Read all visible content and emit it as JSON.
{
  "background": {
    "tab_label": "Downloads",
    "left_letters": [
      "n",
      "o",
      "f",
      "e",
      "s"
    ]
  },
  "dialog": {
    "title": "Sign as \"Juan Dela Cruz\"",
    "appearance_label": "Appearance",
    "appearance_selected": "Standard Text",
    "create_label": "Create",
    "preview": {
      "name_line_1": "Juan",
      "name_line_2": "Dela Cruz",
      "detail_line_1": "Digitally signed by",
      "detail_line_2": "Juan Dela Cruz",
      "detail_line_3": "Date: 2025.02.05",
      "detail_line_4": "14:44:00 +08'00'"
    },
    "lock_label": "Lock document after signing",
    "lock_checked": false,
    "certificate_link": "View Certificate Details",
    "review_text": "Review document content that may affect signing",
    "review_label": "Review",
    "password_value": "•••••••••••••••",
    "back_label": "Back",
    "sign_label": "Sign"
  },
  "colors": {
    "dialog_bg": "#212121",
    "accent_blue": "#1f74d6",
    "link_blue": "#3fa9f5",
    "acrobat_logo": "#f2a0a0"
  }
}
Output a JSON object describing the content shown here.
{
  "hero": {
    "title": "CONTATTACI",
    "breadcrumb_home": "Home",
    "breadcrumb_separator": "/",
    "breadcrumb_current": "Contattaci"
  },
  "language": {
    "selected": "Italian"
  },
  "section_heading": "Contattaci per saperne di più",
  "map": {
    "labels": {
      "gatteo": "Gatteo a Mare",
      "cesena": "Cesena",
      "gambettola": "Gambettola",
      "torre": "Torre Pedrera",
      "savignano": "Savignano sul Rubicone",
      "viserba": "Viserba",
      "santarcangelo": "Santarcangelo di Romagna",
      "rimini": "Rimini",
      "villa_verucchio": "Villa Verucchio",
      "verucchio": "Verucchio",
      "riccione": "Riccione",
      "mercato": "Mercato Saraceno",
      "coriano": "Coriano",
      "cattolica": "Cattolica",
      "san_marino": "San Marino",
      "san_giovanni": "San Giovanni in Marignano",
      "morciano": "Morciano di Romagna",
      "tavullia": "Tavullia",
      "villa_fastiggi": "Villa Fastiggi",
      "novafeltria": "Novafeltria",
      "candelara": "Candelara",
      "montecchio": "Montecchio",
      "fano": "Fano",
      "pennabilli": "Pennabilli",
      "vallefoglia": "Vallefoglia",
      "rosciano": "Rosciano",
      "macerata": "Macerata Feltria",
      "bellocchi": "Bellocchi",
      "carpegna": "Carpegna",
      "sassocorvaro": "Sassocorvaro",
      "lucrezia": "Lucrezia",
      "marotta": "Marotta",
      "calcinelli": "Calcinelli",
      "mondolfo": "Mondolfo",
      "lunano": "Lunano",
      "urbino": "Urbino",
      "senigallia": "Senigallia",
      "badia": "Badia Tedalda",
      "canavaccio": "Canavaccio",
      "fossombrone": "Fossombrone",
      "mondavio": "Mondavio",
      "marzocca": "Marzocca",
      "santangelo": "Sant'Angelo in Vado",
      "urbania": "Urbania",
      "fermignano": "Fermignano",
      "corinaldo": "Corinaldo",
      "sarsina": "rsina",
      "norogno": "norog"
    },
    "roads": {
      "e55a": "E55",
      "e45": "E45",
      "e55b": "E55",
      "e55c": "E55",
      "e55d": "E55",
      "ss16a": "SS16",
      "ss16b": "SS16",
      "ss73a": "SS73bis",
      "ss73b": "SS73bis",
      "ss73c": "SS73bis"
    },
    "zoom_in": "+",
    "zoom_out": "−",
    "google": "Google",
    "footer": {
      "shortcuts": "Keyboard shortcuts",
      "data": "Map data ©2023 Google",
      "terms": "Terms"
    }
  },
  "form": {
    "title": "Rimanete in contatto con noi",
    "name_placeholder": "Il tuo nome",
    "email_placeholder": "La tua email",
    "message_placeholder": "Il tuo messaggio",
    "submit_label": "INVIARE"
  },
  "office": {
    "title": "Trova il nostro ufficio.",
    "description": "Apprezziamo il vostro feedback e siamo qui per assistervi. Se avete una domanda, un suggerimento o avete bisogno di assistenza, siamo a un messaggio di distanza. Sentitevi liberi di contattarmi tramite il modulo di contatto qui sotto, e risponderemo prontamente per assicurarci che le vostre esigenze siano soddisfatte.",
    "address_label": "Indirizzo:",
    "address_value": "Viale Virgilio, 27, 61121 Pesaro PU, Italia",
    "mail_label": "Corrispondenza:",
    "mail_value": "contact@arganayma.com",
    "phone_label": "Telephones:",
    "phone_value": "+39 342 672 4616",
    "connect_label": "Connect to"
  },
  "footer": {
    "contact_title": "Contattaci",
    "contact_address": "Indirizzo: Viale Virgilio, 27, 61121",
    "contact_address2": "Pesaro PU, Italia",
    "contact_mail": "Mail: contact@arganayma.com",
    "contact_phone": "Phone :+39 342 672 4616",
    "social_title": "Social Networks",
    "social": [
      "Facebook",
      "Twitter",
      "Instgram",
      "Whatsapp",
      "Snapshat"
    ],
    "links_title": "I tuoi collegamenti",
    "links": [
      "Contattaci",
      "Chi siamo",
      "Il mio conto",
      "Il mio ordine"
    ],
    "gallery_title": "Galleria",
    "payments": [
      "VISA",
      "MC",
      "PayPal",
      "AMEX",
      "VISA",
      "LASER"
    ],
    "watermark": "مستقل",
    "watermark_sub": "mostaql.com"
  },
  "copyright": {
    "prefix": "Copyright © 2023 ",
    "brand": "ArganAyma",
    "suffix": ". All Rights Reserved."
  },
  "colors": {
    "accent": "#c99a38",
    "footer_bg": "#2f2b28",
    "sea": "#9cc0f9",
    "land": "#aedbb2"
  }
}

-- Requirements --
Check every line of the entries above for the word "Indirizzo" and report how many lines contain it, giving the number only.

-- Right answer --
2